(Items from a data source)
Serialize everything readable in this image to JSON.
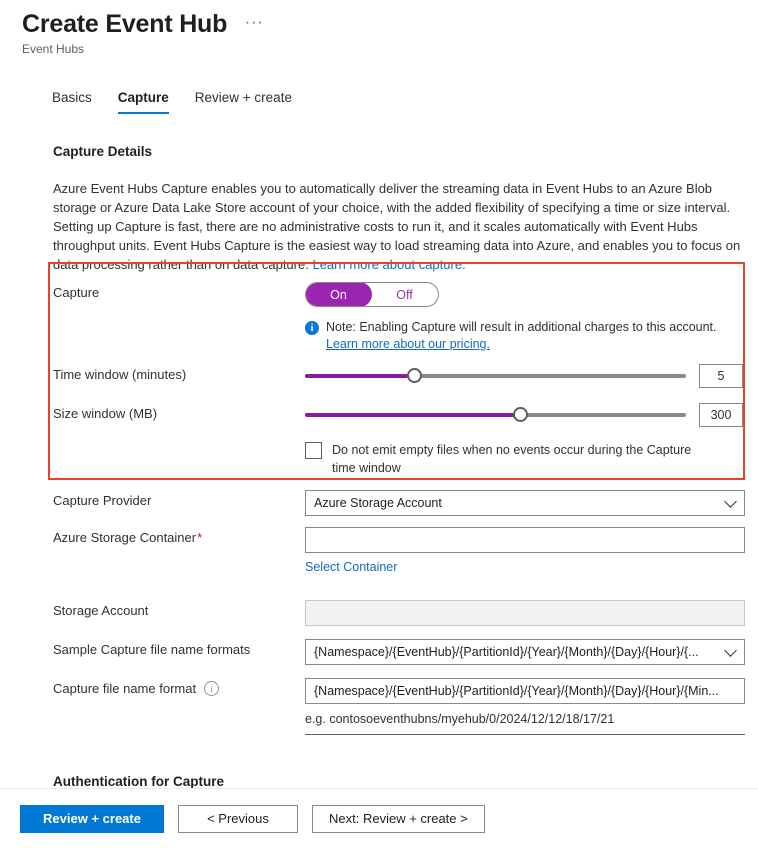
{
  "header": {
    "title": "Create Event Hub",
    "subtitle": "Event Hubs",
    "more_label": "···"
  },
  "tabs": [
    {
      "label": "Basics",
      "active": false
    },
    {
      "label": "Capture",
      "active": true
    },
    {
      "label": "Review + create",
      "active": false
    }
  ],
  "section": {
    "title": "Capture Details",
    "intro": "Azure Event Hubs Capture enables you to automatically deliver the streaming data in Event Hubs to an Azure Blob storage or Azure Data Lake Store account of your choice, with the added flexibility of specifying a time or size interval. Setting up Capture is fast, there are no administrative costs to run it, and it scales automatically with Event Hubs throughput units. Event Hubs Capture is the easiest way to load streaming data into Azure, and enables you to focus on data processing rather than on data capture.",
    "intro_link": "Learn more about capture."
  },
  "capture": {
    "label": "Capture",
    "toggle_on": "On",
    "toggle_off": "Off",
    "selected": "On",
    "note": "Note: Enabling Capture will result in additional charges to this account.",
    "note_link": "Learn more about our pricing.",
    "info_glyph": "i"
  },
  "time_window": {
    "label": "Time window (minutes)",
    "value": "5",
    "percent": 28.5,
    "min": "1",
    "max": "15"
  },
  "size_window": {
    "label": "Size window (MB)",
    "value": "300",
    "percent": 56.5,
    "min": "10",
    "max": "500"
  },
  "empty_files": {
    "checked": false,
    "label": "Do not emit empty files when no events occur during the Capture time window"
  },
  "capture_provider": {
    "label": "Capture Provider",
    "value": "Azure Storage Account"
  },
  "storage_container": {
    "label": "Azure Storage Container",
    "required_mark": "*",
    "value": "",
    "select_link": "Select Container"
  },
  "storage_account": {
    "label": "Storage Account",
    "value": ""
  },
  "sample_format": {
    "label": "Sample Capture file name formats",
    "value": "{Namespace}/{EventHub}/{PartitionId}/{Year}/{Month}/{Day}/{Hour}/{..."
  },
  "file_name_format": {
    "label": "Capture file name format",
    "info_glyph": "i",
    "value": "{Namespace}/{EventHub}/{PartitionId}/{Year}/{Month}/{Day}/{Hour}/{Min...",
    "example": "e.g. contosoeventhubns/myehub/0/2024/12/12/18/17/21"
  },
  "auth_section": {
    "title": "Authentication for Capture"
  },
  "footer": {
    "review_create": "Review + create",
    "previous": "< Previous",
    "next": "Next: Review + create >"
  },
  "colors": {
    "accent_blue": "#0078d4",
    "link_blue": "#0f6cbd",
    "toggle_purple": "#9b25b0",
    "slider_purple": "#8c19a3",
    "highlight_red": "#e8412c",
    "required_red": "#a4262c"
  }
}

» **Directions for this task**: Exactly as written, return every line of the listing, but not the pictures.

» **Expected output**:
Serialize everything readable in this image to JSON.
{
  "header": {
    "title": "Create Event Hub",
    "subtitle": "Event Hubs",
    "more_label": "···"
  },
  "tabs": [
    {
      "label": "Basics",
      "active": false
    },
    {
      "label": "Capture",
      "active": true
    },
    {
      "label": "Review + create",
      "active": false
    }
  ],
  "section": {
    "title": "Capture Details",
    "intro": "Azure Event Hubs Capture enables you to automatically deliver the streaming data in Event Hubs to an Azure Blob storage or Azure Data Lake Store account of your choice, with the added flexibility of specifying a time or size interval. Setting up Capture is fast, there are no administrative costs to run it, and it scales automatically with Event Hubs throughput units. Event Hubs Capture is the easiest way to load streaming data into Azure, and enables you to focus on data processing rather than on data capture.",
    "intro_link": "Learn more about capture."
  },
  "capture": {
    "label": "Capture",
    "toggle_on": "On",
    "toggle_off": "Off",
    "selected": "On",
    "note": "Note: Enabling Capture will result in additional charges to this account.",
    "note_link": "Learn more about our pricing.",
    "info_glyph": "i"
  },
  "time_window": {
    "label": "Time window (minutes)",
    "value": "5",
    "percent": 28.5,
    "min": "1",
    "max": "15"
  },
  "size_window": {
    "label": "Size window (MB)",
    "value": "300",
    "percent": 56.5,
    "min": "10",
    "max": "500"
  },
  "empty_files": {
    "checked": false,
    "label": "Do not emit empty files when no events occur during the Capture time window"
  },
  "capture_provider": {
    "label": "Capture Provider",
    "value": "Azure Storage Account"
  },
  "storage_container": {
    "label": "Azure Storage Container",
    "required_mark": "*",
    "value": "",
    "select_link": "Select Container"
  },
  "storage_account": {
    "label": "Storage Account",
    "value": ""
  },
  "sample_format": {
    "label": "Sample Capture file name formats",
    "value": "{Namespace}/{EventHub}/{PartitionId}/{Year}/{Month}/{Day}/{Hour}/{..."
  },
  "file_name_format": {
    "label": "Capture file name format",
    "info_glyph": "i",
    "value": "{Namespace}/{EventHub}/{PartitionId}/{Year}/{Month}/{Day}/{Hour}/{Min...",
    "example": "e.g. contosoeventhubns/myehub/0/2024/12/12/18/17/21"
  },
  "auth_section": {
    "title": "Authentication for Capture"
  },
  "footer": {
    "review_create": "Review + create",
    "previous": "< Previous",
    "next": "Next: Review + create >"
  },
  "colors": {
    "accent_blue": "#0078d4",
    "link_blue": "#0f6cbd",
    "toggle_purple": "#9b25b0",
    "slider_purple": "#8c19a3",
    "highlight_red": "#e8412c",
    "required_red": "#a4262c"
  }
}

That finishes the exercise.